I have a sort of personality quirk that causes me to constantly play what I describe to others as the “what-if game.” This is where I have some kind of oddball thought about altering something that we take for granted and imagining how it plays out. Lest you think that I’m engaging in fatuous self-aggrandizing, I’m not talking about some kind of fleeting stoner thought like “what if I had like eight million Doritos and also X-ray vision?!?” I mean that I actually really start to think strange things through in detail.

For example, not too long ago I was in an elevator and thought to myself, “would I ride this elevator if I knew that there was a 1 in 10,000 chance that the elevator would plummet to the bottom of the elevator shaft?” I thought that I would. I was going up a ways and the odds were in my favor. I then thought to myself that this was a rational choice but viscerally insane — why take the chance?

This led to the thought “what if elevators around the world just suddenly had those odds of that outcome for some reason, and it was intrinsic to the nature of elevators?” Meaning, nothing we could do would possibly fix it. Elevators are now synonymous with 1 in 10,000 plummets. How does the world react?

It’s a wild thing to think about, but the predictive possibilities and analysis are endless. First of all, we’ve got all of these tall buildings, so it’s not as though we’d just leave everything in them and become brownstone dwellers. Some brave souls would go up to get things from these buildings and keep playing the odds. The property value of high-rises would immediately plummet, and you’d probably invert the real-estate structure nearly overnight with suburban/country home prices skyrocketing and swanky downtown high-rises becoming where extremely poor people and drug addicts lived (who else would routinely brave the odds?) I think the buildings would still stand because of the sheer amount of elevation required to knock them down and the fact that we actually develop quite a tolerance for risky things (like driving to work every day).

There’d also be odd anthropological effects. I’d imagine that a whole generation of teenage thrill seekers and death defiers would start doing elevator joy rides to prove their mettle. People would develop all kinds of cargo cult ways to stand or sit in the elevators with a mind toward simply surviving the plummets. In fact, perhaps humankind would just become really good at making the plummets survivable. Politically, I’d imagine that a huge wedge issue debate would emerge about freedom to ride elevators versus the sanctity of life or something. I could go on forever about this, but I’ll have mercy and stop now.

The point is that I take these mental trips several times per day, considering a whole variety of topics. Most of the thoughts that emerge are bizarre and beneficial only as exercises in creativity, like the elevator example, but some are genuine ideas for reboots in thinking about our craft. I find the exercise of indulging these mental divergences and quasi-daydreams to be a good way to get the subconscious brain working on perhaps more immediate problems.

So if you’re up for it, I invite you to have a go at this sort of thinking, but perhaps in a more structured sense. At times in the history of programming, decisions were made or ideas proposed that wound up having a profound effect on the industry. Imagine a world where these had gone differently:

  1. Tony Hoare introduced what we later called “the billion dollar mistake” — he implemented the concept of 0 as a null reference. But what if there were no null?
  2. A lot of what we do to this day as programmers has its roots in decisions made for the typewriter: for example, the QWERTY keyboard and using CR/LF for end of line. What if these conventions had been different when the computer started to take off?
◇ ◇ ◇ ◇ ◇
__WHAT TO DO__: According to the passage about the what-if game, who introduced what was later called "the billion dollar mistake"? The material that comes after this passage has no connection to it.
◇ ◇ ◇ ◇ ◇
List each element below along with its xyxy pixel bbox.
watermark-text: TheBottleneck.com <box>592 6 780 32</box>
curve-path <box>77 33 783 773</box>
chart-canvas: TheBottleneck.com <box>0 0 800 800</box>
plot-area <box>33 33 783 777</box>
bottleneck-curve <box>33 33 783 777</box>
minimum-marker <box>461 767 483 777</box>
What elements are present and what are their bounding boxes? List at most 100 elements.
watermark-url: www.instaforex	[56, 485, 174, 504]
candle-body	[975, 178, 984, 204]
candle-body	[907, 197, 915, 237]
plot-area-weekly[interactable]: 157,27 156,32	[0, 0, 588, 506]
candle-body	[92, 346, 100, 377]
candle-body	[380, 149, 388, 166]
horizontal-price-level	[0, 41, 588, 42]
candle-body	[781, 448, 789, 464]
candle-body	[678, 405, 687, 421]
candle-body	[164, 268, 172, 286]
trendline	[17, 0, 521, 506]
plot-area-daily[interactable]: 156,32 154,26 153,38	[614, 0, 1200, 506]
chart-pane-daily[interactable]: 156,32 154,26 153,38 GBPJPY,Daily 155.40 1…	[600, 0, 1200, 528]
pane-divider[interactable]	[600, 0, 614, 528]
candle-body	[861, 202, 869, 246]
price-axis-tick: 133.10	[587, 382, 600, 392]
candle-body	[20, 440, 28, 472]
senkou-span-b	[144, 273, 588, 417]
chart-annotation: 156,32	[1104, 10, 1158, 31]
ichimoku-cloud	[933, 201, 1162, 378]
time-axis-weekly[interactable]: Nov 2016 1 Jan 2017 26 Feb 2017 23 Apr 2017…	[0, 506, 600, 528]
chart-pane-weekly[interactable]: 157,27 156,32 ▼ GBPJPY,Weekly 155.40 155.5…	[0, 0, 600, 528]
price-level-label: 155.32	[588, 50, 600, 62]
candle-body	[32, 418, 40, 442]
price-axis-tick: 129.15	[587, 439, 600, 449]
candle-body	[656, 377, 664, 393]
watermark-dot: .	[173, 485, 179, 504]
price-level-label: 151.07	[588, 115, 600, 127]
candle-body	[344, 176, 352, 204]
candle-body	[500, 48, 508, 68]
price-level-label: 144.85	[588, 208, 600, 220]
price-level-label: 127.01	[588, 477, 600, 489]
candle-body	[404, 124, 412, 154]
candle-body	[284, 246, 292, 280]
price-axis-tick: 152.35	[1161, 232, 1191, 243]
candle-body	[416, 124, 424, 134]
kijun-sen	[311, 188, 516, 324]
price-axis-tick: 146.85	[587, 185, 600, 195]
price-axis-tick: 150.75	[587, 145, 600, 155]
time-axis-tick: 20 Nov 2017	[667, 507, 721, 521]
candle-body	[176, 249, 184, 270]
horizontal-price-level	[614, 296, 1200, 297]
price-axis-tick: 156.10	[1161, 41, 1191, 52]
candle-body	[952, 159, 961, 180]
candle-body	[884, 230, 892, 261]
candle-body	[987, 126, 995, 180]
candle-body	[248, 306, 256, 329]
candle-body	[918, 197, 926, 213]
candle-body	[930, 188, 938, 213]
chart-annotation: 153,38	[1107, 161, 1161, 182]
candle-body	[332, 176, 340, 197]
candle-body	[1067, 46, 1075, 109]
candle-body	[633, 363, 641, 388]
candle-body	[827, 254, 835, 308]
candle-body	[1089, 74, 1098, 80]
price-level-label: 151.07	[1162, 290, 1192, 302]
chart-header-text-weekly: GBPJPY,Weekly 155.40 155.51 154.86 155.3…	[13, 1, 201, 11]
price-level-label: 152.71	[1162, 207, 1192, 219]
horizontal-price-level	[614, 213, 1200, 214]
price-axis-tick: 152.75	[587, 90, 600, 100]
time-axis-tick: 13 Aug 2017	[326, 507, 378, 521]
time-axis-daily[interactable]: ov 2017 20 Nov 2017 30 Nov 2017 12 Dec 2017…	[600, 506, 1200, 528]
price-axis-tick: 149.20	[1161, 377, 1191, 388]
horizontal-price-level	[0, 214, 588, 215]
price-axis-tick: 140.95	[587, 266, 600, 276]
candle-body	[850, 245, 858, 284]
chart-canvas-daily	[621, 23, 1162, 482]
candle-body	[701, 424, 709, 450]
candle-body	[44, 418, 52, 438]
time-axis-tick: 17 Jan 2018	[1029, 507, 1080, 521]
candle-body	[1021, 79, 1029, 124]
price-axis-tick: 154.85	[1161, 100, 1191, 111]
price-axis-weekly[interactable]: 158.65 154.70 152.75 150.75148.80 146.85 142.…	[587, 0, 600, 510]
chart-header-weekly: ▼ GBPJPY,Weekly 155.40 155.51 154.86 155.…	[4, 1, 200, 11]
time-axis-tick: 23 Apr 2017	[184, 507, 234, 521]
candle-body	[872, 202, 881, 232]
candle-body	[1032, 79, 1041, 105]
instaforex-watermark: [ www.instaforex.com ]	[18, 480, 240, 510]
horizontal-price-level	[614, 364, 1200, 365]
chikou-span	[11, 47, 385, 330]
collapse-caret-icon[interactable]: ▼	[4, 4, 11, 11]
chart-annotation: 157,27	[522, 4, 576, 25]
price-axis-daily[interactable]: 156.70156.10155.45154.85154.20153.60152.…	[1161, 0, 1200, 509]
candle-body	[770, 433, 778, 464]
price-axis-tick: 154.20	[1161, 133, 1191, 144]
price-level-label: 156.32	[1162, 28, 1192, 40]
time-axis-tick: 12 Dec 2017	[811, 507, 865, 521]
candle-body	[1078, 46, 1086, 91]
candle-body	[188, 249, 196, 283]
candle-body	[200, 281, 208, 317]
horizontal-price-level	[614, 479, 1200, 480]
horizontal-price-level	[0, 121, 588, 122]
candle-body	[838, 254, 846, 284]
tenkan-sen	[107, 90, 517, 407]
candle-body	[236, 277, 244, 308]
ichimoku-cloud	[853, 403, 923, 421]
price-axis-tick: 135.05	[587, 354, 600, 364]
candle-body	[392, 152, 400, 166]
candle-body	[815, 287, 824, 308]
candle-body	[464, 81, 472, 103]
◇ ◇ ◇ ◇ ◇
__EXERCISE SOLUTION__: Tony Hoare.